Exercise:
Copy every entry word for word, but skip the pictures.

** START OF Supplied entries **

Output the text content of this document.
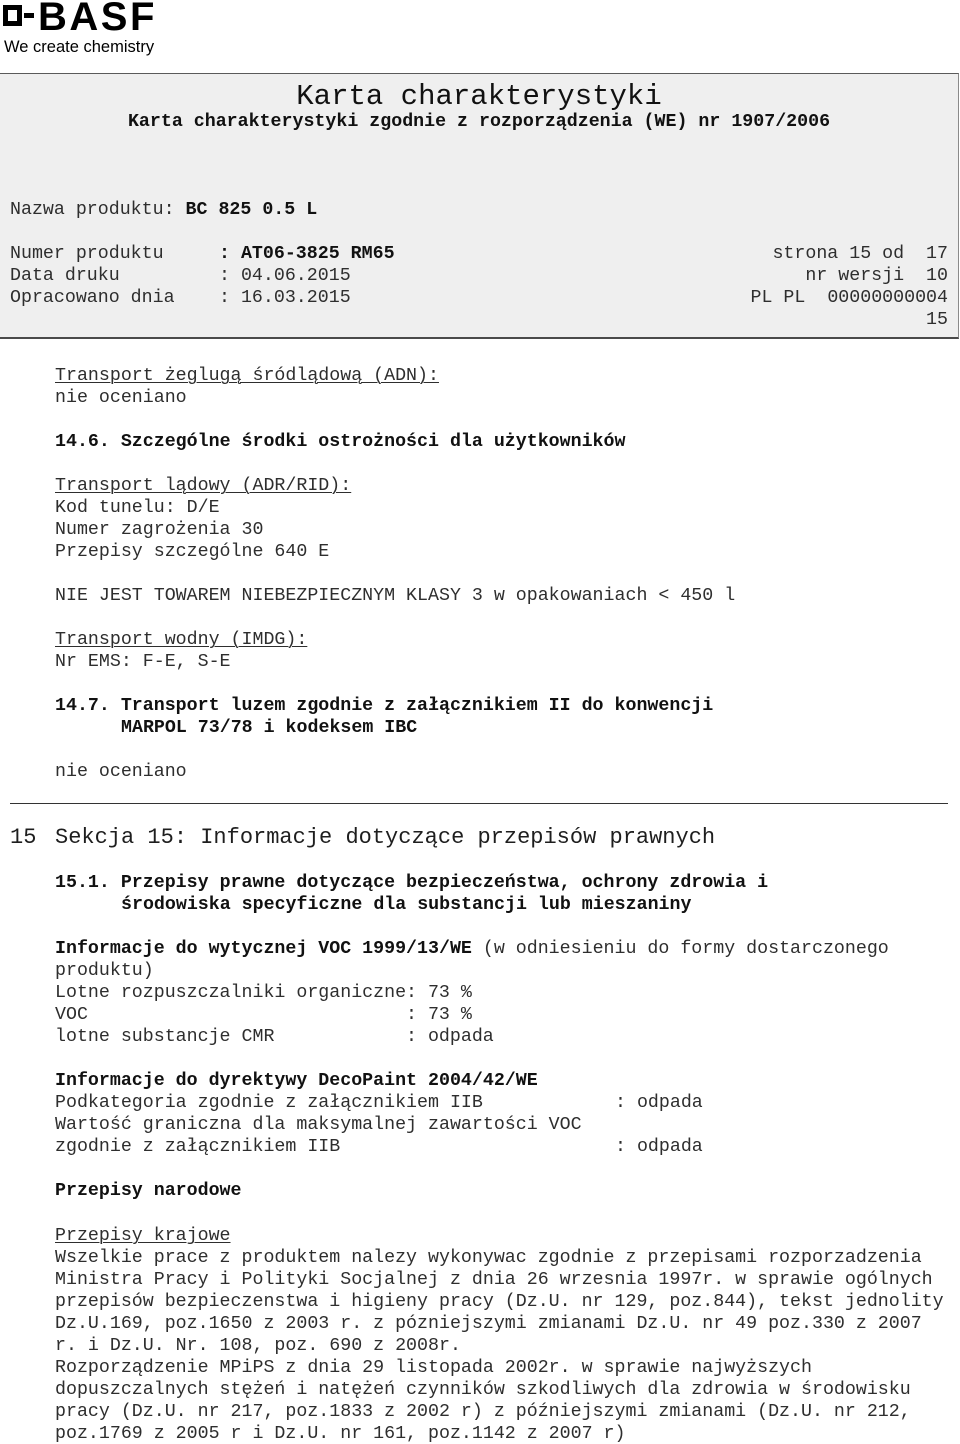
BASF
We create chemistry
Karta charakterystyki
Karta charakterystyki zgodnie z rozporządzenia (WE) nr 1907/2006
Nazwa produktu: BC 825 0.5 L
Numer produktu	: AT06-3825 RM65
Data druku	: 04.06.2015
Opracowano dnia : 16.03.2015
strona 15 od 17
nr wersji 10
PL PL 00000000004
15
Transport żeglugą śródlądową (ADN):
nie oceniano
14.6. Szczególne środki ostrożności dla użytkowników
Transport lądowy (ADR/RID):
Kod tunelu: D/E
Numer zagrożenia 30
Przepisy szczególne 640 E
NIE JEST TOWAREM NIEBEZPIECZNYM KLASY 3 w opakowaniach < 450 l
Transport wodny (IMDG):
Nr EMS: F-E, S-E
14.7. Transport luzem zgodnie z załącznikiem II do konwencji
MARPOL 73/78 i kodeksem IBC
nie oceniano
15 Sekcja 15: Informacje dotyczące przepisów prawnych
15.1. Przepisy prawne dotyczące bezpieczeństwa, ochrony zdrowia i
środowiska specyficzne dla substancji lub mieszaniny
Informacje do wytycznej VOC 1999/13/WE (w odniesieniu do formy dostarczonego
produktu)
Lotne rozpuszczalniki organiczne : 73 %
VOC	: 73 %
lotne substancje CMR	: odpada
Informacje do dyrektywy DecoPaint 2004/42/WE
Podkategoria zgodnie z załącznikiem IIB	: odpada
Wartość graniczna dla maksymalnej zawartości VOC
zgodnie z załącznikiem IIB	: odpada
Przepisy narodowe
Przepisy krajowe
Wszelkie prace z produktem nalezy wykonywac zgodnie z przepisami rozporzadzenia
Ministra Pracy i Polityki Socjalnej z dnia 26 wrzesnia 1997r. w sprawie ogólnych
przepisów bezpieczenstwa i higieny pracy (Dz.U. nr 129, poz.844), tekst jednolity
Dz.U.169, poz.1650 z 2003 r. z pózniejszymi zmianami Dz.U. nr 49 poz.330 z 2007
r. i Dz.U. Nr. 108, poz. 690 z 2008r.
Rozporządzenie MPiPS z dnia 29 listopada 2002r. w sprawie najwyższych
dopuszczalnych stężeń i natężeń czynników szkodliwych dla zdrowia w środowisku
pracy (Dz.U. nr 217, poz.1833 z 2002 r) z późniejszymi zmianami (Dz.U. nr 212,
poz.1769 z 2005 r i Dz.U. nr 161, poz.1142 z 2007 r)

** END OF Supplied entries **

Reply:
Output the text content of this document.
BASF
We create chemistry
Karta charakterystyki
Karta charakterystyki zgodnie z rozporządzenia (WE) nr 1907/2006
Nazwa produktu: BC 825 0.5 L
Numer produktu	: AT06-3825 RM65
Data druku	: 04.06.2015
Opracowano dnia : 16.03.2015
strona 15 od 17
nr wersji 10
PL PL 00000000004
15
Transport żeglugą śródlądową (ADN):
nie oceniano
14.6. Szczególne środki ostrożności dla użytkowników
Transport lądowy (ADR/RID):
Kod tunelu: D/E
Numer zagrożenia 30
Przepisy szczególne 640 E
NIE JEST TOWAREM NIEBEZPIECZNYM KLASY 3 w opakowaniach < 450 l
Transport wodny (IMDG):
Nr EMS: F-E, S-E
14.7. Transport luzem zgodnie z załącznikiem II do konwencji
MARPOL 73/78 i kodeksem IBC
nie oceniano
15 Sekcja 15: Informacje dotyczące przepisów prawnych
15.1. Przepisy prawne dotyczące bezpieczeństwa, ochrony zdrowia i
środowiska specyficzne dla substancji lub mieszaniny
Informacje do wytycznej VOC 1999/13/WE (w odniesieniu do formy dostarczonego
produktu)
Lotne rozpuszczalniki organiczne : 73 %
VOC	: 73 %
lotne substancje CMR	: odpada
Informacje do dyrektywy DecoPaint 2004/42/WE
Podkategoria zgodnie z załącznikiem IIB	: odpada
Wartość graniczna dla maksymalnej zawartości VOC
zgodnie z załącznikiem IIB	: odpada
Przepisy narodowe
Przepisy krajowe
Wszelkie prace z produktem nalezy wykonywac zgodnie z przepisami rozporzadzenia
Ministra Pracy i Polityki Socjalnej z dnia 26 wrzesnia 1997r. w sprawie ogólnych
przepisów bezpieczenstwa i higieny pracy (Dz.U. nr 129, poz.844), tekst jednolity
Dz.U.169, poz.1650 z 2003 r. z pózniejszymi zmianami Dz.U. nr 49 poz.330 z 2007
r. i Dz.U. Nr. 108, poz. 690 z 2008r.
Rozporządzenie MPiPS z dnia 29 listopada 2002r. w sprawie najwyższych
dopuszczalnych stężeń i natężeń czynników szkodliwych dla zdrowia w środowisku
pracy (Dz.U. nr 217, poz.1833 z 2002 r) z późniejszymi zmianami (Dz.U. nr 212,
poz.1769 z 2005 r i Dz.U. nr 161, poz.1142 z 2007 r)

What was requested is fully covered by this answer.